◆ REQUIREMENTS
Each record below is to be copied word for word, with pictures removed.

··· LISTING

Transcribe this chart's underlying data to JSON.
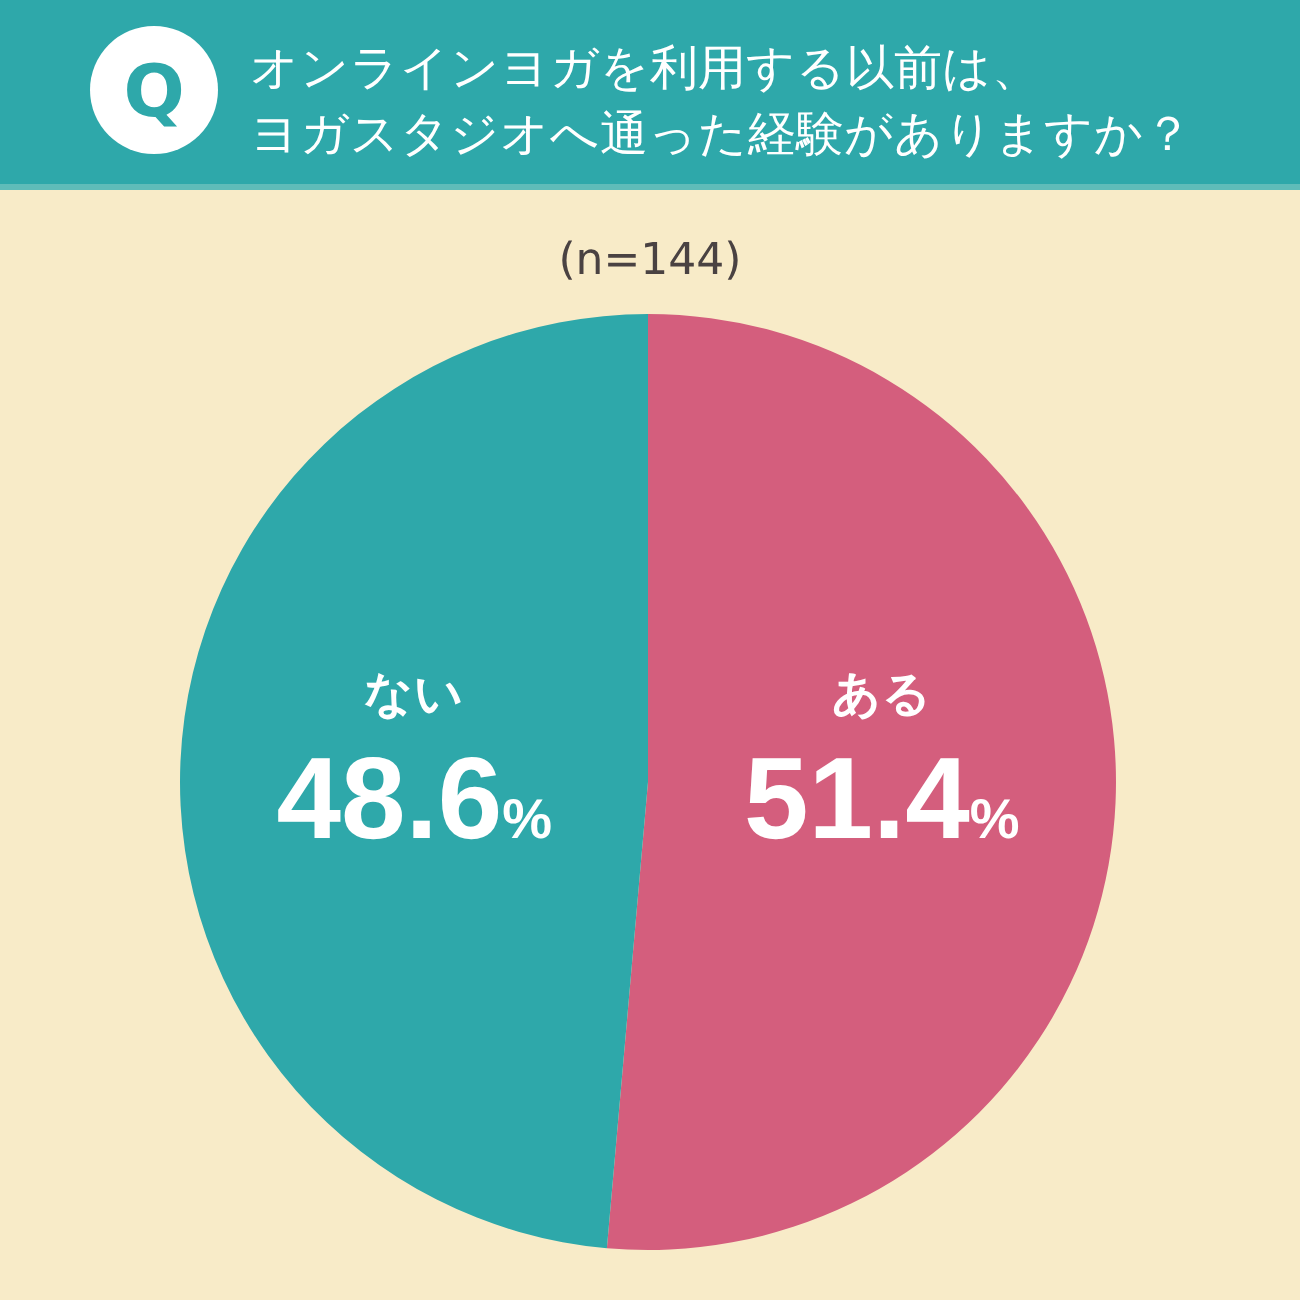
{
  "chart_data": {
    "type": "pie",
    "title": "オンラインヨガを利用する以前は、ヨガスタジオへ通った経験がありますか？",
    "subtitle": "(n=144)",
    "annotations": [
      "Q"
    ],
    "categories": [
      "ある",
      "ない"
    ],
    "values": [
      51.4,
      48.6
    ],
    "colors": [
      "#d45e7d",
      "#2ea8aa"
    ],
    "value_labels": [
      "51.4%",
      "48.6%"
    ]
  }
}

······

◆ RESULT OF THE TASK
Transcribe this chart's underlying data to JSON.
{
  "chart_data": {
    "type": "pie",
    "title": "オンラインヨガを利用する以前は、ヨガスタジオへ通った経験がありますか？",
    "subtitle": "(n=144)",
    "annotations": [
      "Q"
    ],
    "categories": [
      "ある",
      "ない"
    ],
    "values": [
      51.4,
      48.6
    ],
    "colors": [
      "#d45e7d",
      "#2ea8aa"
    ],
    "value_labels": [
      "51.4%",
      "48.6%"
    ]
  }
}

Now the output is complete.